## SUPPLIED TEXT
════════════════════

This week is about each one of us – from whatever our starting point – finding
that new kind of power in us – the power to live with our fears in new and non-destroying
ways. It is a power found deep within our own person. It is a power
found in our relationships. It is a power found in congregational mission
and community organization. It is, at last, a power found in confrontation
and transformation of all earthly powers of both church and state. It is the
power found in Holy Week – a power in crucifixion and resurrection serving the poor.
This week our State Legislature took the first step toward proclaiming an annual
Cesar Chavez Day in Nevada. I can think of no more gentle and generous, humble
and human servant of the immigrant and working poor. Think ever of those Squaw
Valley resort workers killed and injured in last night’s bus crash. Preparing
the Invocation for his annual dinner here, I found two quotations about the life
of suffering service Jesus offers this week.
n
Power is very elusive. It is here today and gone tomorrow.
But it’s being able to gather people around, very specifically on the issues – people
who are directly affected by the problem. And we have been able to solve a
few things so that we have been able to give the workers some kind of hope.

════════════════════

## STORED RECORDS
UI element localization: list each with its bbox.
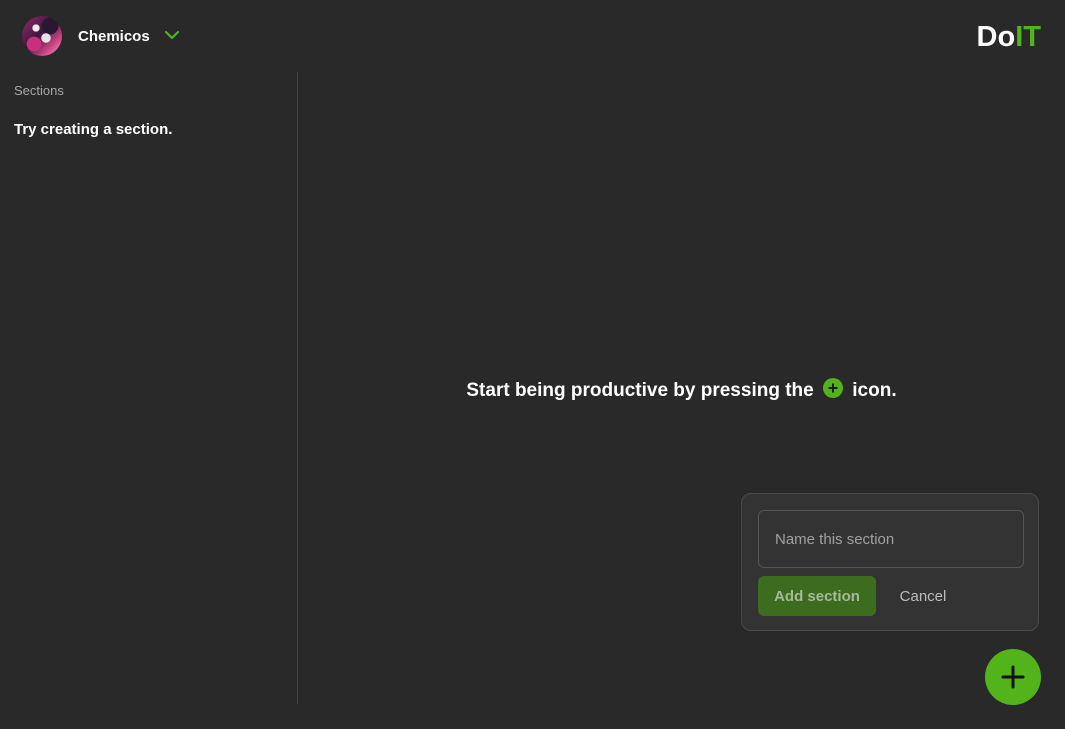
plus-circle-icon	[823, 378, 843, 398]
logo-part-do: Do	[976, 21, 1016, 53]
add-section-popup: Add section Cancel	[741, 493, 1039, 631]
sidebar-empty-message: Try creating a section.	[14, 121, 173, 138]
app-logo: DoIT	[977, 20, 1041, 54]
plus-icon	[1001, 665, 1025, 689]
sidebar: Sections Try creating a section.	[0, 72, 298, 704]
add-section-button[interactable]: Add section	[758, 576, 876, 616]
empty-state-message: Start being productive by pressing the i…	[298, 378, 1065, 403]
add-fab-button[interactable]	[985, 649, 1041, 705]
empty-message-text-before: Start being productive by pressing the	[466, 380, 819, 401]
empty-message-text-after: icon.	[847, 380, 897, 401]
chevron-down-icon[interactable]	[163, 29, 181, 43]
cancel-button[interactable]: Cancel	[890, 576, 956, 616]
logo-part-it: IT	[1015, 21, 1041, 53]
sidebar-title: Sections	[14, 83, 64, 98]
app: Chemicos DoIT Sections Try creating a se…	[0, 0, 1065, 729]
avatar[interactable]	[22, 16, 62, 56]
section-name-input[interactable]	[758, 510, 1024, 568]
header: Chemicos DoIT	[0, 0, 1065, 72]
user-name[interactable]: Chemicos	[78, 28, 150, 46]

════════════════════

## CHALLENGE 1
Translate this sentence from the Holy Week text into Spanish: "It is a power found deep within our own person."
## CHALLENGE 2
Pick up the Holy Week text after its final sentence and write a short continuation in the same voice.

## EXPECTED OUTPUT 1
Es un poder que se encuentra en lo más profundo de nuestra propia persona.

## EXPECTED OUTPUT 2
Then bringing them all together naturally creates power; that’s the basis
for it. But because the world doesn’t stand still, what’s power today isn’t
power tomorrow unless you keep up with the world.
n
A very personal kind of response is needed. I think it is
my responsibility to do whatever I can. I say that because I don’t know how
to really express the real reason. . . . It’s like a fire, a consuming, nagging,
every day and every moment demand on my soul just to do it. I am not confused
about what I want to do, but about what is to be done – and I am thinking of how
to do it. Who, who gets me to do it, I don’t know; it’s a very personal kind
of thing. It’s difficult to explain. I like to think it’s the good spirit
asking me to do it. I hope so.
As it was late, Jesus retired to Bethany.
Amen.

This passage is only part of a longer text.